Required work
Filter the records below for the word "item". Copy each line that holds it.
── Dataset rows ──
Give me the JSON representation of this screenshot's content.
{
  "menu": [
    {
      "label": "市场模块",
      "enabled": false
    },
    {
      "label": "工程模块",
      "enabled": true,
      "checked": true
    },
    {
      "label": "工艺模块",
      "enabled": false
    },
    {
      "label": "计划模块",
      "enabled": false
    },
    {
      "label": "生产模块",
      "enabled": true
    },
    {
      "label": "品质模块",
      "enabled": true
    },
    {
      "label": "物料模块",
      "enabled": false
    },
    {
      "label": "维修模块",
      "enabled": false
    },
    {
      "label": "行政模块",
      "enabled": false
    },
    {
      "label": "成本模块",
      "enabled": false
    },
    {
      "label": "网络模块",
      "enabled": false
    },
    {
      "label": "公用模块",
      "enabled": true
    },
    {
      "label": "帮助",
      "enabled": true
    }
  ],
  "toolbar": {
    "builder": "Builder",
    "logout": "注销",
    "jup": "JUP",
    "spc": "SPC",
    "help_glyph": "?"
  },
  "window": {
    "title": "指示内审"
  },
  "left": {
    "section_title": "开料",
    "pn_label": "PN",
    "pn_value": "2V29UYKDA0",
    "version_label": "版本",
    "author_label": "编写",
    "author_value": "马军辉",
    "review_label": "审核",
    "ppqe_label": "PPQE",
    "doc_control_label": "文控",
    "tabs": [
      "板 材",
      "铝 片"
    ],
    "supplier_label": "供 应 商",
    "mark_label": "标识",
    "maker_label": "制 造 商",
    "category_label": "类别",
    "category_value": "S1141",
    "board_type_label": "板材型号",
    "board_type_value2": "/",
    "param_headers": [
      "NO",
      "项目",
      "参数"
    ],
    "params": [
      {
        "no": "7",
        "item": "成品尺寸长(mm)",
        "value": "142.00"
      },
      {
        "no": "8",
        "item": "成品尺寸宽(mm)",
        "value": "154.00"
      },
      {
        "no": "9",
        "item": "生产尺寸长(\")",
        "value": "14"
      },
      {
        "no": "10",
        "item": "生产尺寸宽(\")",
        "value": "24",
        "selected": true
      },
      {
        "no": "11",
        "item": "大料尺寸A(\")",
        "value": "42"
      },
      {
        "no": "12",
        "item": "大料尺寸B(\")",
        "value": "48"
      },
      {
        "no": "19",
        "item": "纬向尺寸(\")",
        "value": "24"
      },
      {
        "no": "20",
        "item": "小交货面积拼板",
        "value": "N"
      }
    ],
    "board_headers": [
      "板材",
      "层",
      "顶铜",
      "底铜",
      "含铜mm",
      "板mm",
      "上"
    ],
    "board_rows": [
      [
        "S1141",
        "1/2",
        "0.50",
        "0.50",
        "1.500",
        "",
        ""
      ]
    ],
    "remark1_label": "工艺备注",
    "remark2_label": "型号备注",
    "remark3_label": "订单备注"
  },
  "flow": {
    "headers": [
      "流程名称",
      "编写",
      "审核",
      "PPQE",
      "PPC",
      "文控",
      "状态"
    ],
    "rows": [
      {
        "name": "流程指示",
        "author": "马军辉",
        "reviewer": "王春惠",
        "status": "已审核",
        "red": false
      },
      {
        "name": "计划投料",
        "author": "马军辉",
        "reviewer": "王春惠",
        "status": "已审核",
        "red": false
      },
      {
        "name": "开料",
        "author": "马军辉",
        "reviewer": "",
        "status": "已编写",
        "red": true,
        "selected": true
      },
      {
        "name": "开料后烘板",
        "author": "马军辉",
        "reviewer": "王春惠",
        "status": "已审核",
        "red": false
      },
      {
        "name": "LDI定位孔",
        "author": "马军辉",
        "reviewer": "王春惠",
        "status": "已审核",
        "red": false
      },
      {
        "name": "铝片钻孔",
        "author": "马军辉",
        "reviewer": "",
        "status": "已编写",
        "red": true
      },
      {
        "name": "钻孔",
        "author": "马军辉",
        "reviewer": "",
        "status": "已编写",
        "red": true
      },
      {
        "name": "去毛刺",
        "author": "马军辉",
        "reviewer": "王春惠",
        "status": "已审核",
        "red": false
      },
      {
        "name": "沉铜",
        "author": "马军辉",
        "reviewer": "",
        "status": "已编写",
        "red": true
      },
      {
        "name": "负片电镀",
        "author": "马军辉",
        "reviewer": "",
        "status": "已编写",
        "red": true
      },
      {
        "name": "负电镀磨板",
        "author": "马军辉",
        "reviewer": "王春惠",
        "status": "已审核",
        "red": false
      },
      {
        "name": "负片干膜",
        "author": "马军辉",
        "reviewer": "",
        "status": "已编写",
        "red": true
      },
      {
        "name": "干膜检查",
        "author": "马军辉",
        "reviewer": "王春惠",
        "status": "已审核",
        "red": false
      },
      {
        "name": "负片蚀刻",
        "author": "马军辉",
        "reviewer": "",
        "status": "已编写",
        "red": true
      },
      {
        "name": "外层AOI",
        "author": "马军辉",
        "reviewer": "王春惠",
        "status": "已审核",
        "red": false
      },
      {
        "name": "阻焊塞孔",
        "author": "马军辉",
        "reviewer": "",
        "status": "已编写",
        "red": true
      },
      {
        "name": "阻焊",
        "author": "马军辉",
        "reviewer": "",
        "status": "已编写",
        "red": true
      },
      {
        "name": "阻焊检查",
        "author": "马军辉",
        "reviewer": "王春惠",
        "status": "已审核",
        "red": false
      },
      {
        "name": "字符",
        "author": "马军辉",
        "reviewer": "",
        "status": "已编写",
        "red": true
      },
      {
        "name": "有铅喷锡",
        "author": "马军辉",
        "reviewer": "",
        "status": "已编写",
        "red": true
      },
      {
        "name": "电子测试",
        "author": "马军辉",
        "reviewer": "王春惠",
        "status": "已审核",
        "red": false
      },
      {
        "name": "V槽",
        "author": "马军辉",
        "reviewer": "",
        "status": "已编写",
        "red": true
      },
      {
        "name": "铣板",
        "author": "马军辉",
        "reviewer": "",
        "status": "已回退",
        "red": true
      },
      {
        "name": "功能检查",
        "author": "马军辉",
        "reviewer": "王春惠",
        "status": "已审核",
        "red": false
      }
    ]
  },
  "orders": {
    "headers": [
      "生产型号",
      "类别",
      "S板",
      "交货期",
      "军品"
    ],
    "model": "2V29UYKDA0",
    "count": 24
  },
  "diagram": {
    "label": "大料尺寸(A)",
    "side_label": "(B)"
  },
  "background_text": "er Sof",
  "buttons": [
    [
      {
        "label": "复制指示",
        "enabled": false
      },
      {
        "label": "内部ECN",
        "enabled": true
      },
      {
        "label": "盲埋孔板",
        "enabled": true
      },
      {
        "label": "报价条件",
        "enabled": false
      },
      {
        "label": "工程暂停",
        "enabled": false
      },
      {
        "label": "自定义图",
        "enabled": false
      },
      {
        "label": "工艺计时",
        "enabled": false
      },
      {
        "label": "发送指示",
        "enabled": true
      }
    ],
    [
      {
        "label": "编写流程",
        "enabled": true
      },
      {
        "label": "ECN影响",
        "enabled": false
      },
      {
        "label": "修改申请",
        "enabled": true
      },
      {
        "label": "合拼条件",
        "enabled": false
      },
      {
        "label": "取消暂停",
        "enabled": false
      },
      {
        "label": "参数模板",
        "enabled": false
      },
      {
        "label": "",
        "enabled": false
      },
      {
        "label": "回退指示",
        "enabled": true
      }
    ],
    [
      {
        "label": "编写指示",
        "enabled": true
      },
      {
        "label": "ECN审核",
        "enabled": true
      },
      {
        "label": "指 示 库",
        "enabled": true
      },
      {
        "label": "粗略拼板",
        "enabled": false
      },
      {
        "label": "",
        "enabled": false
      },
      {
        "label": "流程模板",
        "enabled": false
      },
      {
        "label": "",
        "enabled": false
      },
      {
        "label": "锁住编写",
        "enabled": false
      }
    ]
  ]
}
───
Correct answer
        "item": "成品尺寸长(mm)",
        "item": "成品尺寸宽(mm)",
        "item": "生产尺寸长(\")",
        "item": "生产尺寸宽(\")",
        "item": "大料尺寸A(\")",
        "item": "大料尺寸B(\")",
        "item": "纬向尺寸(\")",
        "item": "小交货面积拼板",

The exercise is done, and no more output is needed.